▸ RECORDS TO USE
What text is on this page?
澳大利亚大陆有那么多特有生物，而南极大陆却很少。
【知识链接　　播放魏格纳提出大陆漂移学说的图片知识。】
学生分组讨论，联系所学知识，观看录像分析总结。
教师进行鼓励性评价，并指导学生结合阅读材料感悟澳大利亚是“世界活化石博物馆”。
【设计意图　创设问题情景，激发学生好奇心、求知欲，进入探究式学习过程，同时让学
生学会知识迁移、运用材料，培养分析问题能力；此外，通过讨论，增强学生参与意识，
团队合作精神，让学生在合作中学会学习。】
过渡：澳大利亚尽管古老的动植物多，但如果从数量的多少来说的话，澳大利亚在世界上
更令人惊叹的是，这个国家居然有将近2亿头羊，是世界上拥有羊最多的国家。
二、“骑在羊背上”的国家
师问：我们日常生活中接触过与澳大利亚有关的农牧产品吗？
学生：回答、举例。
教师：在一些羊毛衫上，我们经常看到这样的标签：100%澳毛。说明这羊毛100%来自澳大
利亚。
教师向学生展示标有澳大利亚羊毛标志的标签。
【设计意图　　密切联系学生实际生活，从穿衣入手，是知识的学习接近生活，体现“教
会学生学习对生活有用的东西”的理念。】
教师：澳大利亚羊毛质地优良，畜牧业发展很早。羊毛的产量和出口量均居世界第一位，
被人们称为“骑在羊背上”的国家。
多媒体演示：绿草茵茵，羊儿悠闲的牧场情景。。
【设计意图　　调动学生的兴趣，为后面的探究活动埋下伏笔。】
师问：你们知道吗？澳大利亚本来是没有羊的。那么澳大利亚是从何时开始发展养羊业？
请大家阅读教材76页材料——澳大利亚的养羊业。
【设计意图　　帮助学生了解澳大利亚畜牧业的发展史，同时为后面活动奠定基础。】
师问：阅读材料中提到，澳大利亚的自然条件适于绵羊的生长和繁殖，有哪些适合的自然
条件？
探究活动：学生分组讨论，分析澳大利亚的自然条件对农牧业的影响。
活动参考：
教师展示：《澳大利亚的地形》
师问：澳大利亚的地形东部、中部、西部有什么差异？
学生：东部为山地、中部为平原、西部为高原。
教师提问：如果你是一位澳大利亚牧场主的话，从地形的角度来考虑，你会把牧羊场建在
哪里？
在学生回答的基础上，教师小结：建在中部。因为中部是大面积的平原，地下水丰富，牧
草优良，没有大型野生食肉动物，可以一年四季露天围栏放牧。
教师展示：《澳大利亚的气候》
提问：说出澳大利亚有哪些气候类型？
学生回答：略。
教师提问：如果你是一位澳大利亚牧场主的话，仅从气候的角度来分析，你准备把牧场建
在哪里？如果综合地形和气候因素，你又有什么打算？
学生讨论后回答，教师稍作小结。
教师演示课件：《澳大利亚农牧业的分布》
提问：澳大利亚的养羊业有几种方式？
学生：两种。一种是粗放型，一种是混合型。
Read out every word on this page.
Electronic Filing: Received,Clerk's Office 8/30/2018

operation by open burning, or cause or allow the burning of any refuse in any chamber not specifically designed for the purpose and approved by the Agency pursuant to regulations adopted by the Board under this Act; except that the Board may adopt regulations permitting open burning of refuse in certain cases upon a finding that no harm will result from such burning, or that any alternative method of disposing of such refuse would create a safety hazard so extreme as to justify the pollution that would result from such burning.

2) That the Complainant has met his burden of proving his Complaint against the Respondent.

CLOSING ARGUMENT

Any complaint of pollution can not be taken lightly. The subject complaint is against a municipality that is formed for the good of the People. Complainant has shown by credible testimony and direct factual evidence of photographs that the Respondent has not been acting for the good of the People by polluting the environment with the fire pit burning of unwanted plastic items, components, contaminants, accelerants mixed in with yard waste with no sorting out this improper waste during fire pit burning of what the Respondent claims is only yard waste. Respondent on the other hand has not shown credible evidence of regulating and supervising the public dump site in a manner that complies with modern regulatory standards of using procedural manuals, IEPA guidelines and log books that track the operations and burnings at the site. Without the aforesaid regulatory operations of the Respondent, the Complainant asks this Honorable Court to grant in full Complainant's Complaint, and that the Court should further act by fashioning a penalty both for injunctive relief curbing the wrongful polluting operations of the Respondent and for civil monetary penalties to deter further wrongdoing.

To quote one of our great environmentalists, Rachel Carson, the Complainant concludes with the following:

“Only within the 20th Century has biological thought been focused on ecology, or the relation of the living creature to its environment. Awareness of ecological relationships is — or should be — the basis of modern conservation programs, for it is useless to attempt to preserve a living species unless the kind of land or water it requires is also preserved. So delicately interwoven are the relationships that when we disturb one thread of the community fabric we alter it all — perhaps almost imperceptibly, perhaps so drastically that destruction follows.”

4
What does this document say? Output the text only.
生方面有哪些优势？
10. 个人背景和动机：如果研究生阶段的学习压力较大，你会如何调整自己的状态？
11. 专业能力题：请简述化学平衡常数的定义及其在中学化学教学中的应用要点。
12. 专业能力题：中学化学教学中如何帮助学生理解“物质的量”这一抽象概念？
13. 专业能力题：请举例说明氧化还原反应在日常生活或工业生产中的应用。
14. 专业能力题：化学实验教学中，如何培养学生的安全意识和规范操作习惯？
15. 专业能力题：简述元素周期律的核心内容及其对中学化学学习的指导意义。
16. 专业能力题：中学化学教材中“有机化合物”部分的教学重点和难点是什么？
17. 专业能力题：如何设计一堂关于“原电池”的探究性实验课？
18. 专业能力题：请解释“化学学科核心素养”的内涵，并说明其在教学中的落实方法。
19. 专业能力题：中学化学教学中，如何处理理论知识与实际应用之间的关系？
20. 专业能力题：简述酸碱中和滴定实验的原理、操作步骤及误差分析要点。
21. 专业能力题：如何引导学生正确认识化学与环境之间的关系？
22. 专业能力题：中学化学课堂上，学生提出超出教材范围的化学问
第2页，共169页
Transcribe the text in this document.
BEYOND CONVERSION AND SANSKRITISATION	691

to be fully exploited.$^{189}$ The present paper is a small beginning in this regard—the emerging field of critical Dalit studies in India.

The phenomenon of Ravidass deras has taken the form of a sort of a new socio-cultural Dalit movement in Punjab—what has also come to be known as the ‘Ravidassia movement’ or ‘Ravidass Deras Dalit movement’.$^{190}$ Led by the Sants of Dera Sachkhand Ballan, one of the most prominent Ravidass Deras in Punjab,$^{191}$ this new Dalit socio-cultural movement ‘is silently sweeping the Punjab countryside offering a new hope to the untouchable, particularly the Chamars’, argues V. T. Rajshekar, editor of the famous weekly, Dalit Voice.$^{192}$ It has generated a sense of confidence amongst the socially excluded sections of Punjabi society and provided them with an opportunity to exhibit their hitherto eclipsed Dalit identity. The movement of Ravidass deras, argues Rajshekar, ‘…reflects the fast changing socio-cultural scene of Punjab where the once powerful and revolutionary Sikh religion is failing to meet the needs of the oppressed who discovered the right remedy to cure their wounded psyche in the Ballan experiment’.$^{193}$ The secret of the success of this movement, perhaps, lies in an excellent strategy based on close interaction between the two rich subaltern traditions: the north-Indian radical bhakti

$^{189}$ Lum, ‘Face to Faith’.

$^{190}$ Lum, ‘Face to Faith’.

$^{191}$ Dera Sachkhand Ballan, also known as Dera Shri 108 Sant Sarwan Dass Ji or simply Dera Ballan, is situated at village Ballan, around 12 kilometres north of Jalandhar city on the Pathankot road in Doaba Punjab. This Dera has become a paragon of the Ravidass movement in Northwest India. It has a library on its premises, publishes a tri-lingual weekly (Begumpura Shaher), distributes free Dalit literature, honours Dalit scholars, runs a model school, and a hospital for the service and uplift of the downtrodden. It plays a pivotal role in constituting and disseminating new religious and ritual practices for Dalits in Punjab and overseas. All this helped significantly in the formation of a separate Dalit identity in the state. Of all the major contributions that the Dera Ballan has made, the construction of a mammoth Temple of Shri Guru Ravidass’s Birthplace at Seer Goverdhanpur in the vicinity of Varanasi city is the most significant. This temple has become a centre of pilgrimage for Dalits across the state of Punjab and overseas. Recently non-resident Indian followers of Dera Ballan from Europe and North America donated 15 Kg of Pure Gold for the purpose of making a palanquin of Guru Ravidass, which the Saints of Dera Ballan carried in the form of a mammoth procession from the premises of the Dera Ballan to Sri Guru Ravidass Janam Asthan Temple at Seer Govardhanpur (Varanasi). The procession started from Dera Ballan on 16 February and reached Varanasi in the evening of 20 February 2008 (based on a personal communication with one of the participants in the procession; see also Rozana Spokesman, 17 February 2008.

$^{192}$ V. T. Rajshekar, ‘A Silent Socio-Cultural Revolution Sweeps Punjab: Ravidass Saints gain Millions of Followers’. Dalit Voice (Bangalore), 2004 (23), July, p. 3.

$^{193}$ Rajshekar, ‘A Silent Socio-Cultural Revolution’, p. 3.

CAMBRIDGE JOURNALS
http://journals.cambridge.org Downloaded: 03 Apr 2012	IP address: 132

▸ TASK TO CARRY OUT
Go through the records line by line and count those containing the string "document". Give only the total.

▸ FULL RESPONSE
2